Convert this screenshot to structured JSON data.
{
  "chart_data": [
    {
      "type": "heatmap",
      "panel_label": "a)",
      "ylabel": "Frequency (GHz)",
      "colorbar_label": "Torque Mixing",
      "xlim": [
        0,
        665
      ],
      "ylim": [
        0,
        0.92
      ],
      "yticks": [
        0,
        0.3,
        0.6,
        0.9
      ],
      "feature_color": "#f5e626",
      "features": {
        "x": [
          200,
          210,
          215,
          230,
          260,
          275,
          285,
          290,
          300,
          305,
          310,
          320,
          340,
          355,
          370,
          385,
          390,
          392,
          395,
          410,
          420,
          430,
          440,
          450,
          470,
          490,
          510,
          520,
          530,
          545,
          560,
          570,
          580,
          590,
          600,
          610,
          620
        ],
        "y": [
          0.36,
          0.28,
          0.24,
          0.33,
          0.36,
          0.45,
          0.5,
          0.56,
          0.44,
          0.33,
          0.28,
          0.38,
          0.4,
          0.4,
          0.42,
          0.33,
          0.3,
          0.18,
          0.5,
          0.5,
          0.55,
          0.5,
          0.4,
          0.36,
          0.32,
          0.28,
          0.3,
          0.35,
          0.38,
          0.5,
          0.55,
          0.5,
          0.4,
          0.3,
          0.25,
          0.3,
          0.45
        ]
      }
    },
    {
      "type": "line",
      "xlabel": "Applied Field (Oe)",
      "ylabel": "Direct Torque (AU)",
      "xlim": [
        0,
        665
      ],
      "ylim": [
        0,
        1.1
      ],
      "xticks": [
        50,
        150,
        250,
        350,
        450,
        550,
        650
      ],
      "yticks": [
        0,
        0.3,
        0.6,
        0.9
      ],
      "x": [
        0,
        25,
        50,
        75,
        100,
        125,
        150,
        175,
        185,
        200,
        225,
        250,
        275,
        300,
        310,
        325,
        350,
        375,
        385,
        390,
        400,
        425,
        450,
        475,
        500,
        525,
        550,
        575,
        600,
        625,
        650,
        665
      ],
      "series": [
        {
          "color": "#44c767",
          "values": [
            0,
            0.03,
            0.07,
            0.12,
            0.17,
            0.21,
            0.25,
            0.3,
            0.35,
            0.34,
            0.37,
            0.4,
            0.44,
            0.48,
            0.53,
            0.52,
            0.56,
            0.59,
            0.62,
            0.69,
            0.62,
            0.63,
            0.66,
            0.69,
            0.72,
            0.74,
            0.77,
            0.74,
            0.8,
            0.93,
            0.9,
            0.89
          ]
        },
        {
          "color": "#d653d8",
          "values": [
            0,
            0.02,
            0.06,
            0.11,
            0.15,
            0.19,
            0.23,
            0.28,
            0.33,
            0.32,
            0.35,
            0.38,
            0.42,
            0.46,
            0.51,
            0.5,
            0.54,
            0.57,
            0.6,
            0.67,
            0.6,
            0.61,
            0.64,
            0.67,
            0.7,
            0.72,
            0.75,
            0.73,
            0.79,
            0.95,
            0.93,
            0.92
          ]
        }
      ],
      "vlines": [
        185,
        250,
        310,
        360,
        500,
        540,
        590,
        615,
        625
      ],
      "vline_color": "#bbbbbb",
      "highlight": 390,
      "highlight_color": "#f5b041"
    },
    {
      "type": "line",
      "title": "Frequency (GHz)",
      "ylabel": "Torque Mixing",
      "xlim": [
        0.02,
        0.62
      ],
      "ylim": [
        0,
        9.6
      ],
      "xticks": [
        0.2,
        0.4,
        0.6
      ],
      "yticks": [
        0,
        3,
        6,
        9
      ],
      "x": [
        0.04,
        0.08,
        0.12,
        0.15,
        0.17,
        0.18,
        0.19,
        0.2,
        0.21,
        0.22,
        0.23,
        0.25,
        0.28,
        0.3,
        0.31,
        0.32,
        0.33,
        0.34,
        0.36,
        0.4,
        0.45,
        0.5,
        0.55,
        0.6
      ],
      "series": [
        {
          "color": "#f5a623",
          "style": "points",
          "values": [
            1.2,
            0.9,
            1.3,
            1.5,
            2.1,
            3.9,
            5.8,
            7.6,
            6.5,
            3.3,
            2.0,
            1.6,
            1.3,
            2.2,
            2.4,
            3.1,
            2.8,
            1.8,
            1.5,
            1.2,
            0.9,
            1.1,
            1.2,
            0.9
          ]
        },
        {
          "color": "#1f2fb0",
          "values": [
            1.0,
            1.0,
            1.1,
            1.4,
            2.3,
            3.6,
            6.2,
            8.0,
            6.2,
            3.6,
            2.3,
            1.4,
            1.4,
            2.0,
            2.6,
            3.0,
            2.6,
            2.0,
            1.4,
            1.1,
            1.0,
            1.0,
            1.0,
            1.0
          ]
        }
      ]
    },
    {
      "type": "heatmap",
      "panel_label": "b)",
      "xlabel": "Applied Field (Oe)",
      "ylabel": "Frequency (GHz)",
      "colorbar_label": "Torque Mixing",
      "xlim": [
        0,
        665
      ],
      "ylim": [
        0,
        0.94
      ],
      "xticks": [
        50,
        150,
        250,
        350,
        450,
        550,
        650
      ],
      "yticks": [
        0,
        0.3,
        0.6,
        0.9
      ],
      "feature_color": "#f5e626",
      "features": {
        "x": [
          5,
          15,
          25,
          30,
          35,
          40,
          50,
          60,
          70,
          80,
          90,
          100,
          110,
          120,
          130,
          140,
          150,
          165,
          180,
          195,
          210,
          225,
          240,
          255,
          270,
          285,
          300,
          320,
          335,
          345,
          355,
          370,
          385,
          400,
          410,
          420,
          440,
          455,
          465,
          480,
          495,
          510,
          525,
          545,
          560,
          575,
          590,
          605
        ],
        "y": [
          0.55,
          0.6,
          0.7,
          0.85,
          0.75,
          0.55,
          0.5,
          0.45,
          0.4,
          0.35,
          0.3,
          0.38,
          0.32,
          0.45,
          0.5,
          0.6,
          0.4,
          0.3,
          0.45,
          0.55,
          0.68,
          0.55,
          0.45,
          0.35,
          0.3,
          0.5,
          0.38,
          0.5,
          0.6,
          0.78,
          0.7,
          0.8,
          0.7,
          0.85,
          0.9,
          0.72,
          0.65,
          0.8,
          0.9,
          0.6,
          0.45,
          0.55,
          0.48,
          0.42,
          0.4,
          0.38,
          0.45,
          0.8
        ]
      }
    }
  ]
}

──────────────────────────────

- **WHAT YOU WILL DO**
From the records above, please extract every line and repeat it exactly.

- **FINAL ANSWER**
Convert this screenshot to structured JSON data.
{
  "chart_data": [
    {
      "type": "heatmap",
      "panel_label": "a)",
      "ylabel": "Frequency (GHz)",
      "colorbar_label": "Torque Mixing",
      "xlim": [
        0,
        665
      ],
      "ylim": [
        0,
        0.92
      ],
      "yticks": [
        0,
        0.3,
        0.6,
        0.9
      ],
      "feature_color": "#f5e626",
      "features": {
        "x": [
          200,
          210,
          215,
          230,
          260,
          275,
          285,
          290,
          300,
          305,
          310,
          320,
          340,
          355,
          370,
          385,
          390,
          392,
          395,
          410,
          420,
          430,
          440,
          450,
          470,
          490,
          510,
          520,
          530,
          545,
          560,
          570,
          580,
          590,
          600,
          610,
          620
        ],
        "y": [
          0.36,
          0.28,
          0.24,
          0.33,
          0.36,
          0.45,
          0.5,
          0.56,
          0.44,
          0.33,
          0.28,
          0.38,
          0.4,
          0.4,
          0.42,
          0.33,
          0.3,
          0.18,
          0.5,
          0.5,
          0.55,
          0.5,
          0.4,
          0.36,
          0.32,
          0.28,
          0.3,
          0.35,
          0.38,
          0.5,
          0.55,
          0.5,
          0.4,
          0.3,
          0.25,
          0.3,
          0.45
        ]
      }
    },
    {
      "type": "line",
      "xlabel": "Applied Field (Oe)",
      "ylabel": "Direct Torque (AU)",
      "xlim": [
        0,
        665
      ],
      "ylim": [
        0,
        1.1
      ],
      "xticks": [
        50,
        150,
        250,
        350,
        450,
        550,
        650
      ],
      "yticks": [
        0,
        0.3,
        0.6,
        0.9
      ],
      "x": [
        0,
        25,
        50,
        75,
        100,
        125,
        150,
        175,
        185,
        200,
        225,
        250,
        275,
        300,
        310,
        325,
        350,
        375,
        385,
        390,
        400,
        425,
        450,
        475,
        500,
        525,
        550,
        575,
        600,
        625,
        650,
        665
      ],
      "series": [
        {
          "color": "#44c767",
          "values": [
            0,
            0.03,
            0.07,
            0.12,
            0.17,
            0.21,
            0.25,
            0.3,
            0.35,
            0.34,
            0.37,
            0.4,
            0.44,
            0.48,
            0.53,
            0.52,
            0.56,
            0.59,
            0.62,
            0.69,
            0.62,
            0.63,
            0.66,
            0.69,
            0.72,
            0.74,
            0.77,
            0.74,
            0.8,
            0.93,
            0.9,
            0.89
          ]
        },
        {
          "color": "#d653d8",
          "values": [
            0,
            0.02,
            0.06,
            0.11,
            0.15,
            0.19,
            0.23,
            0.28,
            0.33,
            0.32,
            0.35,
            0.38,
            0.42,
            0.46,
            0.51,
            0.5,
            0.54,
            0.57,
            0.6,
            0.67,
            0.6,
            0.61,
            0.64,
            0.67,
            0.7,
            0.72,
            0.75,
            0.73,
            0.79,
            0.95,
            0.93,
            0.92
          ]
        }
      ],
      "vlines": [
        185,
        250,
        310,
        360,
        500,
        540,
        590,
        615,
        625
      ],
      "vline_color": "#bbbbbb",
      "highlight": 390,
      "highlight_color": "#f5b041"
    },
    {
      "type": "line",
      "title": "Frequency (GHz)",
      "ylabel": "Torque Mixing",
      "xlim": [
        0.02,
        0.62
      ],
      "ylim": [
        0,
        9.6
      ],
      "xticks": [
        0.2,
        0.4,
        0.6
      ],
      "yticks": [
        0,
        3,
        6,
        9
      ],
      "x": [
        0.04,
        0.08,
        0.12,
        0.15,
        0.17,
        0.18,
        0.19,
        0.2,
        0.21,
        0.22,
        0.23,
        0.25,
        0.28,
        0.3,
        0.31,
        0.32,
        0.33,
        0.34,
        0.36,
        0.4,
        0.45,
        0.5,
        0.55,
        0.6
      ],
      "series": [
        {
          "color": "#f5a623",
          "style": "points",
          "values": [
            1.2,
            0.9,
            1.3,
            1.5,
            2.1,
            3.9,
            5.8,
            7.6,
            6.5,
            3.3,
            2.0,
            1.6,
            1.3,
            2.2,
            2.4,
            3.1,
            2.8,
            1.8,
            1.5,
            1.2,
            0.9,
            1.1,
            1.2,
            0.9
          ]
        },
        {
          "color": "#1f2fb0",
          "values": [
            1.0,
            1.0,
            1.1,
            1.4,
            2.3,
            3.6,
            6.2,
            8.0,
            6.2,
            3.6,
            2.3,
            1.4,
            1.4,
            2.0,
            2.6,
            3.0,
            2.6,
            2.0,
            1.4,
            1.1,
            1.0,
            1.0,
            1.0,
            1.0
          ]
        }
      ]
    },
    {
      "type": "heatmap",
      "panel_label": "b)",
      "xlabel": "Applied Field (Oe)",
      "ylabel": "Frequency (GHz)",
      "colorbar_label": "Torque Mixing",
      "xlim": [
        0,
        665
      ],
      "ylim": [
        0,
        0.94
      ],
      "xticks": [
        50,
        150,
        250,
        350,
        450,
        550,
        650
      ],
      "yticks": [
        0,
        0.3,
        0.6,
        0.9
      ],
      "feature_color": "#f5e626",
      "features": {
        "x": [
          5,
          15,
          25,
          30,
          35,
          40,
          50,
          60,
          70,
          80,
          90,
          100,
          110,
          120,
          130,
          140,
          150,
          165,
          180,
          195,
          210,
          225,
          240,
          255,
          270,
          285,
          300,
          320,
          335,
          345,
          355,
          370,
          385,
          400,
          410,
          420,
          440,
          455,
          465,
          480,
          495,
          510,
          525,
          545,
          560,
          575,
          590,
          605
        ],
        "y": [
          0.55,
          0.6,
          0.7,
          0.85,
          0.75,
          0.55,
          0.5,
          0.45,
          0.4,
          0.35,
          0.3,
          0.38,
          0.32,
          0.45,
          0.5,
          0.6,
          0.4,
          0.3,
          0.45,
          0.55,
          0.68,
          0.55,
          0.45,
          0.35,
          0.3,
          0.5,
          0.38,
          0.5,
          0.6,
          0.78,
          0.7,
          0.8,
          0.7,
          0.85,
          0.9,
          0.72,
          0.65,
          0.8,
          0.9,
          0.6,
          0.45,
          0.55,
          0.48,
          0.42,
          0.4,
          0.38,
          0.45,
          0.8
        ]
      }
    }
  ]
}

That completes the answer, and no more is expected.